WHAT IS REQUIRED: Show, in full, each line of the data that contains "title".

TASK INPUTS:
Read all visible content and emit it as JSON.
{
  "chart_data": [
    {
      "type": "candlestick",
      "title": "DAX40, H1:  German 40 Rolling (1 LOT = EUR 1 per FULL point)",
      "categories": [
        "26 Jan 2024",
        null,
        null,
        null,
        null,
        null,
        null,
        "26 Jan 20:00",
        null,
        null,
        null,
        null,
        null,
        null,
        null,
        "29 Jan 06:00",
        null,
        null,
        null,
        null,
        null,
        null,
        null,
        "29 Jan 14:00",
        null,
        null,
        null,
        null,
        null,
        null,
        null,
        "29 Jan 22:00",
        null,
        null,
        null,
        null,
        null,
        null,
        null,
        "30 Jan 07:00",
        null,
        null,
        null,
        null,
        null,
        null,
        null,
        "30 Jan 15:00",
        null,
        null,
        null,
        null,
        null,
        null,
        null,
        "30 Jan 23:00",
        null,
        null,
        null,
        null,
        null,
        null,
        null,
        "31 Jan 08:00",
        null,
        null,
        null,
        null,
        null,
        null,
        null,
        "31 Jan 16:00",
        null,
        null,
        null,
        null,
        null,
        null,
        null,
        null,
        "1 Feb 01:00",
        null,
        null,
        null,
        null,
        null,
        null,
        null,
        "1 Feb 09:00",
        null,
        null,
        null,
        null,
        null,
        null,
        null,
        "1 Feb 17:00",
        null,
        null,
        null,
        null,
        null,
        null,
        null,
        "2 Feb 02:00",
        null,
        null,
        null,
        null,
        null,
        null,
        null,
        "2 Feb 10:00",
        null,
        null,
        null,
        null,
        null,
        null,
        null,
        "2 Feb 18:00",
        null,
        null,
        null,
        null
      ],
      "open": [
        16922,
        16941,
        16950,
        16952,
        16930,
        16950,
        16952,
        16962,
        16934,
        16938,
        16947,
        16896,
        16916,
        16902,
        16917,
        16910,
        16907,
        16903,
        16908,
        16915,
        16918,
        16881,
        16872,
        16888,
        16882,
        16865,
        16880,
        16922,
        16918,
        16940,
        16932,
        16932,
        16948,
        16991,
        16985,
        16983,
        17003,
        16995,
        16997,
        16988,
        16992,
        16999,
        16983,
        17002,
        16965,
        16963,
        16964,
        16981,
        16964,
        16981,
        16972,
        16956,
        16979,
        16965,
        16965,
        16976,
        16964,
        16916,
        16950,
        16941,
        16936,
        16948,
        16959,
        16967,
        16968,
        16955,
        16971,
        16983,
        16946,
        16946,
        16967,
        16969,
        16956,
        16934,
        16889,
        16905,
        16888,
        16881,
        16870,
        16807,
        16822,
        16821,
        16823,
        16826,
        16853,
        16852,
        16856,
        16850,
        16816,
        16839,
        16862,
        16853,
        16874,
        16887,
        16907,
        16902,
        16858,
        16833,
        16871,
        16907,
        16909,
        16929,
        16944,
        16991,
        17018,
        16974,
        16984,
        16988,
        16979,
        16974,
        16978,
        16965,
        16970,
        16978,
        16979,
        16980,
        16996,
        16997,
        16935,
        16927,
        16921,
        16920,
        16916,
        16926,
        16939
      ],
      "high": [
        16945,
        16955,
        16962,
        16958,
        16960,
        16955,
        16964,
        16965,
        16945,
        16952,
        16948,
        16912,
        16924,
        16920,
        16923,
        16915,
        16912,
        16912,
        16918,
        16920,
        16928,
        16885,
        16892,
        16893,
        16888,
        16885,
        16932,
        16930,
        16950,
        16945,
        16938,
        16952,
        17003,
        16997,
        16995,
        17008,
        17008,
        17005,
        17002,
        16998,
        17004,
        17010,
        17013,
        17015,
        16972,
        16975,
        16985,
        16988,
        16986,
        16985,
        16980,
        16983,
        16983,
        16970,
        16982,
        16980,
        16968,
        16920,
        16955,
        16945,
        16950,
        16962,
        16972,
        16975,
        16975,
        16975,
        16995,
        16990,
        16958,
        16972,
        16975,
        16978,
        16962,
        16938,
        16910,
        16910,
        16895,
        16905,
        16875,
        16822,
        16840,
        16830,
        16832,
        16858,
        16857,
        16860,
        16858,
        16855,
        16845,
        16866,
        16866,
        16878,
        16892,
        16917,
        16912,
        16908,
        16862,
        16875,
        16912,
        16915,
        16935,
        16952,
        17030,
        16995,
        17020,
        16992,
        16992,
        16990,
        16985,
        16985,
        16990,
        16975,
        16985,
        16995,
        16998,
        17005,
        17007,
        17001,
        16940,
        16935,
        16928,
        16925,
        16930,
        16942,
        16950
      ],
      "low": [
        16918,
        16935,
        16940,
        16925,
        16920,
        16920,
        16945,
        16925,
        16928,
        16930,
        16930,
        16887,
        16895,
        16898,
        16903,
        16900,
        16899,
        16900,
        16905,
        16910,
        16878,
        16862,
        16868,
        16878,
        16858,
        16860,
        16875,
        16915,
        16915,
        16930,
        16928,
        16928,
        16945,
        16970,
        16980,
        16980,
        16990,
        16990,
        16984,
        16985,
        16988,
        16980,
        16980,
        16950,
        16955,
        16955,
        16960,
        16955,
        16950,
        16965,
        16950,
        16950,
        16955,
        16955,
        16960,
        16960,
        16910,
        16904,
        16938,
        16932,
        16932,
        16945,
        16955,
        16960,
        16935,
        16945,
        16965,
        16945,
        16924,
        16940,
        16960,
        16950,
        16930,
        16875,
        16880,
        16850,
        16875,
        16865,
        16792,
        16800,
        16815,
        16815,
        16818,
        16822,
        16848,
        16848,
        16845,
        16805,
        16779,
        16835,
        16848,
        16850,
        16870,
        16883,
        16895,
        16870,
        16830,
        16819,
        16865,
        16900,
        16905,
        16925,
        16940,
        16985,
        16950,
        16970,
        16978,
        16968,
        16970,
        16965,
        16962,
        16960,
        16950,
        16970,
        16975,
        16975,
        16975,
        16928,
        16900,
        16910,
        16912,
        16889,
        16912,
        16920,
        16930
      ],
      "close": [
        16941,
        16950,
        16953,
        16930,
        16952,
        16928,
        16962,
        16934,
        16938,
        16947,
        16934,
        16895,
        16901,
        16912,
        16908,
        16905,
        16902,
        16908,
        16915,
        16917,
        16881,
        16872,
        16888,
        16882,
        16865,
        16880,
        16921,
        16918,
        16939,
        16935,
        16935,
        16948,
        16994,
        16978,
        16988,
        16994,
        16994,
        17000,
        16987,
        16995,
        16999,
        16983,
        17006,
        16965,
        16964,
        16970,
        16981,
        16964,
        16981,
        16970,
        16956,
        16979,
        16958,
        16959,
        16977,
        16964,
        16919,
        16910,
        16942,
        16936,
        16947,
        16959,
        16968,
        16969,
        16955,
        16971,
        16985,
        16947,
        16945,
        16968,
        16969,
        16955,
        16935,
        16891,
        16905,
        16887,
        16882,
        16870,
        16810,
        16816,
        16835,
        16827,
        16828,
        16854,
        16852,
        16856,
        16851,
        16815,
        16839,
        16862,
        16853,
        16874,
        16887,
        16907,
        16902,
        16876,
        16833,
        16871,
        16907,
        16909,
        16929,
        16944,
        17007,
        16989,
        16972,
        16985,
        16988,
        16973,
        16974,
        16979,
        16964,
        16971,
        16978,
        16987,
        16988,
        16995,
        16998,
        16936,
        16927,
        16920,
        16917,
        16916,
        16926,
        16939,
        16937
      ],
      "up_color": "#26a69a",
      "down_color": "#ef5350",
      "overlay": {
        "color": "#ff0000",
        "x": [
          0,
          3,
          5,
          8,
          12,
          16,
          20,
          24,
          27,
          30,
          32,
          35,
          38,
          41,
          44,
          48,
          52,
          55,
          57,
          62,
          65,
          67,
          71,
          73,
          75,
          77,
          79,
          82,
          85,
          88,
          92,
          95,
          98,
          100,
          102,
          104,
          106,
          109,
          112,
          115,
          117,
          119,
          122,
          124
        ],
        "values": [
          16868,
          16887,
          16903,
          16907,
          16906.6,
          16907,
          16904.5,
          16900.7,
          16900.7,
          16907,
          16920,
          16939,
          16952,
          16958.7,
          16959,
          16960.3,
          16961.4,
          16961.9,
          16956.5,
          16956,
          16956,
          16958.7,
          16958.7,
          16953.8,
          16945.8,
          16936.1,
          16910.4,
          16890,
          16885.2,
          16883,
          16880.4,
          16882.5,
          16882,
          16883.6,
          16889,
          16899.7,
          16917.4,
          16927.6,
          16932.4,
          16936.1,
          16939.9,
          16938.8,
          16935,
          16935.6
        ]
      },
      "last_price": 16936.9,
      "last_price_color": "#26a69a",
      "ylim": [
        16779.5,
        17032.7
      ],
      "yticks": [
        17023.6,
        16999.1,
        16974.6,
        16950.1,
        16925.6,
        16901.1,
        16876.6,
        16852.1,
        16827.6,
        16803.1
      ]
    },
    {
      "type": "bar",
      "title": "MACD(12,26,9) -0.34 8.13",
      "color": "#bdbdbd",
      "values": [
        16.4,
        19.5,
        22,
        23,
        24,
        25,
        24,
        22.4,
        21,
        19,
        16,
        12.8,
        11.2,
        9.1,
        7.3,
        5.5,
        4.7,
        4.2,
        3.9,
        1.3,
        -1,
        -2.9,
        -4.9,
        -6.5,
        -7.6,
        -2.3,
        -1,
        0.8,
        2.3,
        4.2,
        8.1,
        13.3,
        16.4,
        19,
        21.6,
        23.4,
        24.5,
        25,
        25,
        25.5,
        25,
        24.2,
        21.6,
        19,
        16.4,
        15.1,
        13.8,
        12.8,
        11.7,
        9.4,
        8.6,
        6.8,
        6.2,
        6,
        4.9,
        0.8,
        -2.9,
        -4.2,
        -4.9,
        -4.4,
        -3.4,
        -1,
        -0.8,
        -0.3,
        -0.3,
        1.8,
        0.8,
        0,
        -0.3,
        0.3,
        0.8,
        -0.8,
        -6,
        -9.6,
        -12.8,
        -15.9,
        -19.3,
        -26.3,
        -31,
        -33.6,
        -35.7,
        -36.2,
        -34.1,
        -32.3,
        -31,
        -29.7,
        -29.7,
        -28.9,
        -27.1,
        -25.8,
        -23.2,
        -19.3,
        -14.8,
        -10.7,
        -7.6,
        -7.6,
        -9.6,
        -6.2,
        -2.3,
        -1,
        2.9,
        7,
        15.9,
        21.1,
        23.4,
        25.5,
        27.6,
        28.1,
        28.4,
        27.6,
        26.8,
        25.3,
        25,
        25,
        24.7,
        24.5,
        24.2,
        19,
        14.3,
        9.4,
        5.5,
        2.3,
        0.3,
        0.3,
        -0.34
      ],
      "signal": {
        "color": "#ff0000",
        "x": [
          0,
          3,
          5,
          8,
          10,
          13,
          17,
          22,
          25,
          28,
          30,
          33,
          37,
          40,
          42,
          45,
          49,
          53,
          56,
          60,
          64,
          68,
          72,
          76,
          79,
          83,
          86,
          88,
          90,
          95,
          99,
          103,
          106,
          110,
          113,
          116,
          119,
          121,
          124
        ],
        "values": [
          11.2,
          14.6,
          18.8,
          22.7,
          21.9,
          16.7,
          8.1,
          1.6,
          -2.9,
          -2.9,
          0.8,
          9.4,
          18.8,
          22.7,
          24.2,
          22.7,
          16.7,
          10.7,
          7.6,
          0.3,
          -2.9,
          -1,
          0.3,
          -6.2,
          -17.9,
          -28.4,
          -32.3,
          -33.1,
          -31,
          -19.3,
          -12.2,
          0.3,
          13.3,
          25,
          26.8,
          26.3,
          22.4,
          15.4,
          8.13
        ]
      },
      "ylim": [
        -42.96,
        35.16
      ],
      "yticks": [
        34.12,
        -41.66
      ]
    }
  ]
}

RESULT:
      "title": "DAX40, H1:  German 40 Rolling (1 LOT = EUR 1 per FULL point)",
      "title": "MACD(12,26,9) -0.34 8.13",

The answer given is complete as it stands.